===== Extracted records

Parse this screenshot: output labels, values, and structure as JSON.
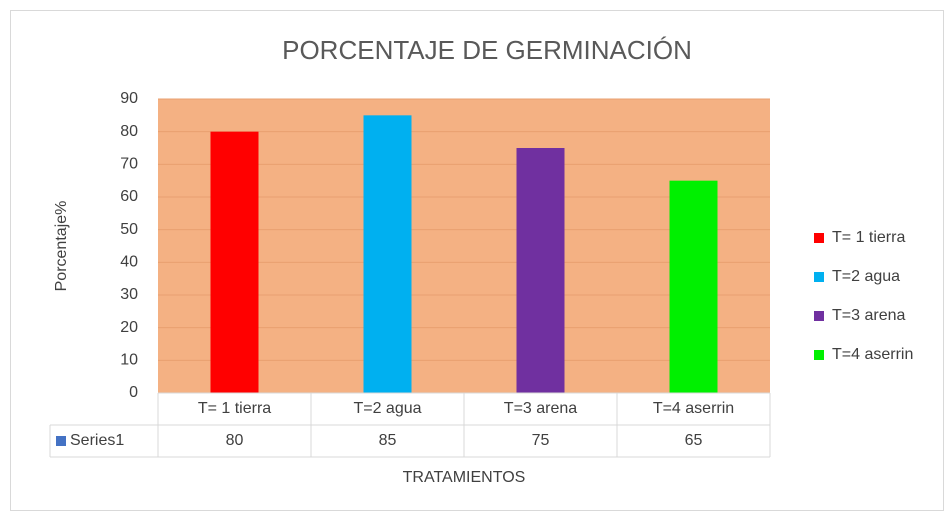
{
  "chart_data": {
    "type": "bar",
    "title": "PORCENTAJE DE GERMINACIÓN",
    "y_label": "Porcentaje%",
    "x_label": "TRATAMIENTOS",
    "categories": [
      "T= 1 tierra",
      "T=2 agua",
      "T=3 arena",
      "T=4 aserrin"
    ],
    "colors": [
      "#ff0000",
      "#00b0f0",
      "#7030a0",
      "#00f000"
    ],
    "series": [
      {
        "name": "Series1",
        "color": "#4472c4",
        "values": [
          80,
          85,
          75,
          65
        ]
      }
    ],
    "plot_background": "#f4b183",
    "ylim": [
      0,
      90
    ],
    "yticks": [
      0,
      10,
      20,
      30,
      40,
      50,
      60,
      70,
      80,
      90
    ],
    "grid": true,
    "legend": "right",
    "data_table": true
  }
}
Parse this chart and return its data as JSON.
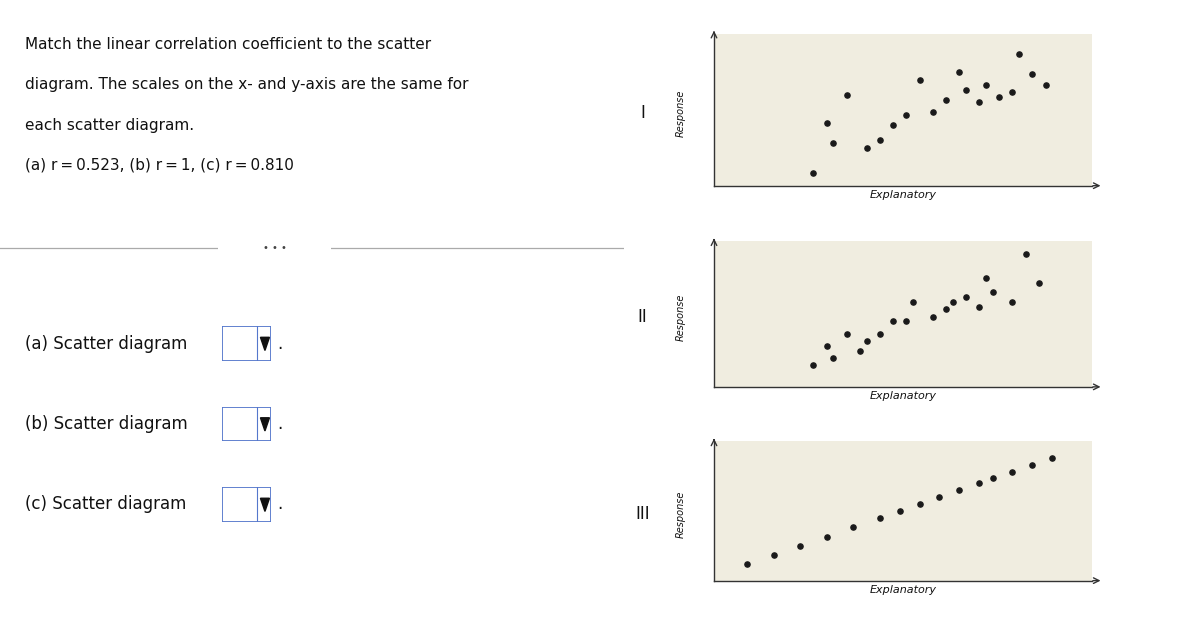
{
  "title_line1": "Match the linear correlation coefficient to the scatter",
  "title_line2": "diagram. The scales on the x- and y-axis are the same for",
  "title_line3": "each scatter diagram.",
  "title_line4": "(a) r = 0.523, (b) r = 1, (c) r = 0.810",
  "left_panel_bg": "#ffffff",
  "scatter_bg": "#f0ede0",
  "dot_color": "#1a1a1a",
  "dot_size": 14,
  "axis_color": "#333333",
  "text_color": "#111111",
  "diagram_labels": [
    "I",
    "II",
    "III"
  ],
  "diagram_I_x": [
    2.0,
    2.2,
    2.3,
    2.5,
    2.8,
    3.0,
    3.2,
    3.4,
    3.6,
    3.8,
    4.0,
    4.2,
    4.3,
    4.5,
    4.6,
    4.8,
    5.0,
    5.1,
    5.3,
    5.5
  ],
  "diagram_I_y": [
    0.8,
    2.8,
    2.0,
    3.9,
    1.8,
    2.1,
    2.7,
    3.1,
    4.5,
    3.2,
    3.7,
    4.8,
    4.1,
    3.6,
    4.3,
    3.8,
    4.0,
    5.5,
    4.7,
    4.3
  ],
  "diagram_II_x": [
    2.0,
    2.2,
    2.3,
    2.5,
    2.7,
    2.8,
    3.0,
    3.2,
    3.4,
    3.5,
    3.8,
    4.0,
    4.1,
    4.3,
    4.5,
    4.6,
    4.7,
    5.0,
    5.2,
    5.4
  ],
  "diagram_II_y": [
    1.2,
    2.0,
    1.5,
    2.5,
    1.8,
    2.2,
    2.5,
    3.0,
    3.0,
    3.8,
    3.2,
    3.5,
    3.8,
    4.0,
    3.6,
    4.8,
    4.2,
    3.8,
    5.8,
    4.6
  ],
  "diagram_III_x": [
    1.0,
    1.4,
    1.8,
    2.2,
    2.6,
    3.0,
    3.3,
    3.6,
    3.9,
    4.2,
    4.5,
    4.7,
    5.0,
    5.3,
    5.6
  ],
  "diagram_III_y": [
    1.0,
    1.4,
    1.8,
    2.2,
    2.6,
    3.0,
    3.3,
    3.6,
    3.9,
    4.2,
    4.5,
    4.7,
    5.0,
    5.3,
    5.6
  ],
  "xlim": [
    0.5,
    6.2
  ],
  "ylim": [
    0.3,
    6.3
  ],
  "dropdown_edge_color": "#5577cc",
  "divider_color": "#aaaaaa",
  "ellipsis_color": "#888888"
}
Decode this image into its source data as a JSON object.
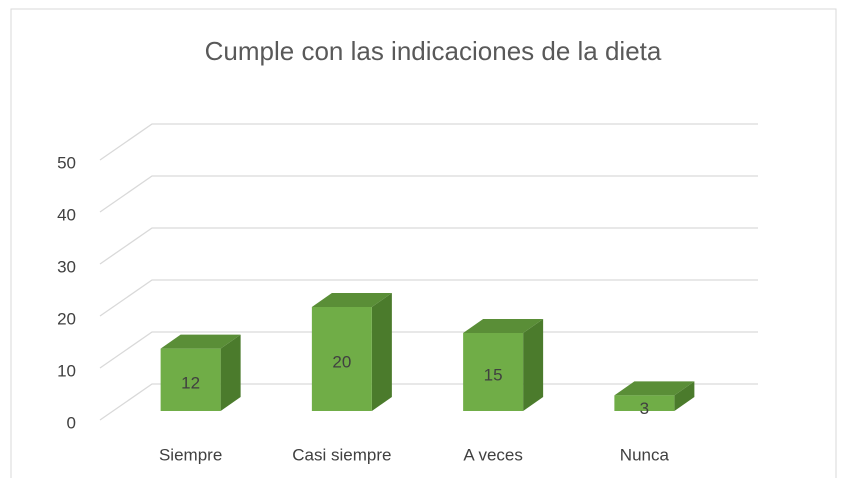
{
  "chart_data": {
    "type": "bar",
    "title": "Cumple con las indicaciones de la dieta",
    "categories": [
      "Siempre",
      "Casi siempre",
      "A veces",
      "Nunca"
    ],
    "values": [
      12,
      20,
      15,
      3
    ],
    "color": "#70ad47",
    "ylim": [
      0,
      50
    ],
    "yticks": [
      0,
      10,
      20,
      30,
      40,
      50
    ],
    "grid": true
  }
}
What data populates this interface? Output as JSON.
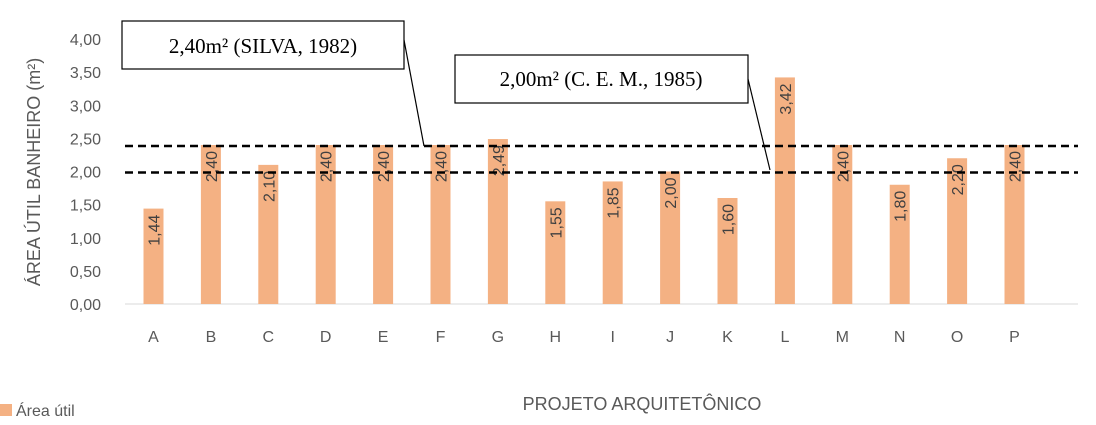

==========

**Exercise**
Copy out only the lines beginning at the line with "Decode this image" and ending at the last line of the entries. Keep them exact; drop pictures.

**Result for this task**
Decode this image into its source data as a JSON object.
{
  "chart_data": {
    "type": "bar",
    "title": "Cumple con las indicaciones de la dieta",
    "categories": [
      "Siempre",
      "Casi siempre",
      "A veces",
      "Nunca"
    ],
    "values": [
      12,
      20,
      15,
      3
    ],
    "color": "#70ad47",
    "ylim": [
      0,
      50
    ],
    "yticks": [
      0,
      10,
      20,
      30,
      40,
      50
    ],
    "grid": true
  }
}
What data populates this interface? Output as JSON.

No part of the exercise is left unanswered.